** Start of SUPPLIED RECORDS **

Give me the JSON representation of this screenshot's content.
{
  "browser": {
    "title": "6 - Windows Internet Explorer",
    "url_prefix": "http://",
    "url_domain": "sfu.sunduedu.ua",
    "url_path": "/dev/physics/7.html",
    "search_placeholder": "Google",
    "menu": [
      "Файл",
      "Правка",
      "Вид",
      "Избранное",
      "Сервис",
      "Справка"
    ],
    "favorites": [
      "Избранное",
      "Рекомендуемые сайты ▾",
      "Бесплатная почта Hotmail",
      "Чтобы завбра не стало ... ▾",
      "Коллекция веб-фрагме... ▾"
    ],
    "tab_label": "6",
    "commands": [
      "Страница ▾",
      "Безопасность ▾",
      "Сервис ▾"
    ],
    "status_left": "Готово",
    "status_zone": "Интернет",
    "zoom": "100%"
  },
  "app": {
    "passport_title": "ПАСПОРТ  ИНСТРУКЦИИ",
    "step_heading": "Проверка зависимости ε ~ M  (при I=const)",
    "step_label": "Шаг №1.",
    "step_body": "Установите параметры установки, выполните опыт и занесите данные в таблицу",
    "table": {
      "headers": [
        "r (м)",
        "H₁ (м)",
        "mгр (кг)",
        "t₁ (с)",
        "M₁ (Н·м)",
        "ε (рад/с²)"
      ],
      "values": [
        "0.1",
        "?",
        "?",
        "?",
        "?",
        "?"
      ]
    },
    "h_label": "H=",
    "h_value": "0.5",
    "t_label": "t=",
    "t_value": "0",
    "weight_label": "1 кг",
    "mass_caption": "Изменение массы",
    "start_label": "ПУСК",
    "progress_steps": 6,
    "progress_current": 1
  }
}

** End of SUPPLIED RECORDS **

PROBLEM:
Every entry must be output again, exactly as written above.

RESPONSE TO THE TASK:
Give me the JSON representation of this screenshot's content.
{
  "browser": {
    "title": "6 - Windows Internet Explorer",
    "url_prefix": "http://",
    "url_domain": "sfu.sunduedu.ua",
    "url_path": "/dev/physics/7.html",
    "search_placeholder": "Google",
    "menu": [
      "Файл",
      "Правка",
      "Вид",
      "Избранное",
      "Сервис",
      "Справка"
    ],
    "favorites": [
      "Избранное",
      "Рекомендуемые сайты ▾",
      "Бесплатная почта Hotmail",
      "Чтобы завбра не стало ... ▾",
      "Коллекция веб-фрагме... ▾"
    ],
    "tab_label": "6",
    "commands": [
      "Страница ▾",
      "Безопасность ▾",
      "Сервис ▾"
    ],
    "status_left": "Готово",
    "status_zone": "Интернет",
    "zoom": "100%"
  },
  "app": {
    "passport_title": "ПАСПОРТ  ИНСТРУКЦИИ",
    "step_heading": "Проверка зависимости ε ~ M  (при I=const)",
    "step_label": "Шаг №1.",
    "step_body": "Установите параметры установки, выполните опыт и занесите данные в таблицу",
    "table": {
      "headers": [
        "r (м)",
        "H₁ (м)",
        "mгр (кг)",
        "t₁ (с)",
        "M₁ (Н·м)",
        "ε (рад/с²)"
      ],
      "values": [
        "0.1",
        "?",
        "?",
        "?",
        "?",
        "?"
      ]
    },
    "h_label": "H=",
    "h_value": "0.5",
    "t_label": "t=",
    "t_value": "0",
    "weight_label": "1 кг",
    "mass_caption": "Изменение массы",
    "start_label": "ПУСК",
    "progress_steps": 6,
    "progress_current": 1
  }
}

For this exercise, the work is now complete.